RECORDS FOR PROCESSING:

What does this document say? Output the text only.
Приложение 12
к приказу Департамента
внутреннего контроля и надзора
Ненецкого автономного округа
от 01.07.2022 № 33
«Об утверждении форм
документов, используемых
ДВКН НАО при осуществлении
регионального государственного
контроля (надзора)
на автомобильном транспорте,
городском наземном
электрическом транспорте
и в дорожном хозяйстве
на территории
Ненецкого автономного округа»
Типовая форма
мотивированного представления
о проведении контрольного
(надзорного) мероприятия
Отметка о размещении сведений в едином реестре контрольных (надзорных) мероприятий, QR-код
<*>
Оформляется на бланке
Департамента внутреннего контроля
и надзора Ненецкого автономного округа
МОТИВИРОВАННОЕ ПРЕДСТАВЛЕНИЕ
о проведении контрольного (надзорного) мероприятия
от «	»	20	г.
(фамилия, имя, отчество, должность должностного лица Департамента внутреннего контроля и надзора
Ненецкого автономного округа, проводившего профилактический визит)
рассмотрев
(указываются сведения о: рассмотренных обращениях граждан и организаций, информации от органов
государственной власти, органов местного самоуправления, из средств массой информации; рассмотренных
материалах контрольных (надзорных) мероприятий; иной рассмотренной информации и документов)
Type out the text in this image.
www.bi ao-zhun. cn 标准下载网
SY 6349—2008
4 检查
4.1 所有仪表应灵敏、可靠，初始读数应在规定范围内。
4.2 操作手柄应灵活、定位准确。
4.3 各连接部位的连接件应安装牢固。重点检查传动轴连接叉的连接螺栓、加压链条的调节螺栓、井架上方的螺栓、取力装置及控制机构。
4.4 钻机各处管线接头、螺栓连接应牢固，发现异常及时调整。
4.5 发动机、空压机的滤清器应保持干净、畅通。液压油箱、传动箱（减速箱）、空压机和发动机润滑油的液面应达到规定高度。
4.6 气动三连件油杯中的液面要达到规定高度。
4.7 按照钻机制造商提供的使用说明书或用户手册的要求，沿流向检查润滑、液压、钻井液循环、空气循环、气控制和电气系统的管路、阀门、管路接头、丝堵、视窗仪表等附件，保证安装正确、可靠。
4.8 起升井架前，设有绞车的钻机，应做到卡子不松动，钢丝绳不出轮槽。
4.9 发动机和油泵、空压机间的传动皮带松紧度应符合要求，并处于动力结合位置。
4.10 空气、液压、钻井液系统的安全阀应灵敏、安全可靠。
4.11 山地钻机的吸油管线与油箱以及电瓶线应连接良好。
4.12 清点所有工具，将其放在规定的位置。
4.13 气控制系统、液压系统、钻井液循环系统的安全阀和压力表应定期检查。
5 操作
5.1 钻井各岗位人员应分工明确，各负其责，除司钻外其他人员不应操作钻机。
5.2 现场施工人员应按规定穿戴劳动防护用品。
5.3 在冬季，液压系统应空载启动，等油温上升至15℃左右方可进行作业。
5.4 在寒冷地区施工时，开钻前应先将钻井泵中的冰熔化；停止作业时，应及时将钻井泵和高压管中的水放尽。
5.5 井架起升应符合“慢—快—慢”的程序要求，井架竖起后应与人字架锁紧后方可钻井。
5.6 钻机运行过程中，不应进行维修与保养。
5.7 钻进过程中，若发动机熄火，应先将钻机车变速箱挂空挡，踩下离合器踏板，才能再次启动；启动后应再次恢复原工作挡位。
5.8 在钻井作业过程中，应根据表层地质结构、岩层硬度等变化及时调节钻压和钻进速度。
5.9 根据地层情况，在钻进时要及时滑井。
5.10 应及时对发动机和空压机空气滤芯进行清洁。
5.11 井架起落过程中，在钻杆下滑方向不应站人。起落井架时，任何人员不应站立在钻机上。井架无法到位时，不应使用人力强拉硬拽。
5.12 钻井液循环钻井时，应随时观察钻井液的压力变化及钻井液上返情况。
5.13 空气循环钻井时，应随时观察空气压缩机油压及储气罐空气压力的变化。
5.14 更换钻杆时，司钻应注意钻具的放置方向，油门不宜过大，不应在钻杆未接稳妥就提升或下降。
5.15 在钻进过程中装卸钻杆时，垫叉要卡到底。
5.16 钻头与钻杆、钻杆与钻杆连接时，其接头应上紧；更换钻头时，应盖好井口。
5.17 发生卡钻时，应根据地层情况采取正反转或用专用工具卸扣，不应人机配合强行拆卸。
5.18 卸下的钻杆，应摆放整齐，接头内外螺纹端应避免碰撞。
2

WHAT THIS TASK INVOLVES: Above are the records; retype them all without a single difference.

REPLY TO THE EXERCISE:
What does this document say? Output the text only.
Приложение 12
к приказу Департамента
внутреннего контроля и надзора
Ненецкого автономного округа
от 01.07.2022 № 33
«Об утверждении форм
документов, используемых
ДВКН НАО при осуществлении
регионального государственного
контроля (надзора)
на автомобильном транспорте,
городском наземном
электрическом транспорте
и в дорожном хозяйстве
на территории
Ненецкого автономного округа»
Типовая форма
мотивированного представления
о проведении контрольного
(надзорного) мероприятия
Отметка о размещении сведений в едином реестре контрольных (надзорных) мероприятий, QR-код
<*>
Оформляется на бланке
Департамента внутреннего контроля
и надзора Ненецкого автономного округа
МОТИВИРОВАННОЕ ПРЕДСТАВЛЕНИЕ
о проведении контрольного (надзорного) мероприятия
от «	»	20	г.
(фамилия, имя, отчество, должность должностного лица Департамента внутреннего контроля и надзора
Ненецкого автономного округа, проводившего профилактический визит)
рассмотрев
(указываются сведения о: рассмотренных обращениях граждан и организаций, информации от органов
государственной власти, органов местного самоуправления, из средств массой информации; рассмотренных
материалах контрольных (надзорных) мероприятий; иной рассмотренной информации и документов)
Type out the text in this image.
www.bi ao-zhun. cn 标准下载网
SY 6349—2008
4 检查
4.1 所有仪表应灵敏、可靠，初始读数应在规定范围内。
4.2 操作手柄应灵活、定位准确。
4.3 各连接部位的连接件应安装牢固。重点检查传动轴连接叉的连接螺栓、加压链条的调节螺栓、井架上方的螺栓、取力装置及控制机构。
4.4 钻机各处管线接头、螺栓连接应牢固，发现异常及时调整。
4.5 发动机、空压机的滤清器应保持干净、畅通。液压油箱、传动箱（减速箱）、空压机和发动机润滑油的液面应达到规定高度。
4.6 气动三连件油杯中的液面要达到规定高度。
4.7 按照钻机制造商提供的使用说明书或用户手册的要求，沿流向检查润滑、液压、钻井液循环、空气循环、气控制和电气系统的管路、阀门、管路接头、丝堵、视窗仪表等附件，保证安装正确、可靠。
4.8 起升井架前，设有绞车的钻机，应做到卡子不松动，钢丝绳不出轮槽。
4.9 发动机和油泵、空压机间的传动皮带松紧度应符合要求，并处于动力结合位置。
4.10 空气、液压、钻井液系统的安全阀应灵敏、安全可靠。
4.11 山地钻机的吸油管线与油箱以及电瓶线应连接良好。
4.12 清点所有工具，将其放在规定的位置。
4.13 气控制系统、液压系统、钻井液循环系统的安全阀和压力表应定期检查。
5 操作
5.1 钻井各岗位人员应分工明确，各负其责，除司钻外其他人员不应操作钻机。
5.2 现场施工人员应按规定穿戴劳动防护用品。
5.3 在冬季，液压系统应空载启动，等油温上升至15℃左右方可进行作业。
5.4 在寒冷地区施工时，开钻前应先将钻井泵中的冰熔化；停止作业时，应及时将钻井泵和高压管中的水放尽。
5.5 井架起升应符合“慢—快—慢”的程序要求，井架竖起后应与人字架锁紧后方可钻井。
5.6 钻机运行过程中，不应进行维修与保养。
5.7 钻进过程中，若发动机熄火，应先将钻机车变速箱挂空挡，踩下离合器踏板，才能再次启动；启动后应再次恢复原工作挡位。
5.8 在钻井作业过程中，应根据表层地质结构、岩层硬度等变化及时调节钻压和钻进速度。
5.9 根据地层情况，在钻进时要及时滑井。
5.10 应及时对发动机和空压机空气滤芯进行清洁。
5.11 井架起落过程中，在钻杆下滑方向不应站人。起落井架时，任何人员不应站立在钻机上。井架无法到位时，不应使用人力强拉硬拽。
5.12 钻井液循环钻井时，应随时观察钻井液的压力变化及钻井液上返情况。
5.13 空气循环钻井时，应随时观察空气压缩机油压及储气罐空气压力的变化。
5.14 更换钻杆时，司钻应注意钻具的放置方向，油门不宜过大，不应在钻杆未接稳妥就提升或下降。
5.15 在钻进过程中装卸钻杆时，垫叉要卡到底。
5.16 钻头与钻杆、钻杆与钻杆连接时，其接头应上紧；更换钻头时，应盖好井口。
5.17 发生卡钻时，应根据地层情况采取正反转或用专用工具卸扣，不应人机配合强行拆卸。
5.18 卸下的钻杆，应摆放整齐，接头内外螺纹端应避免碰撞。
2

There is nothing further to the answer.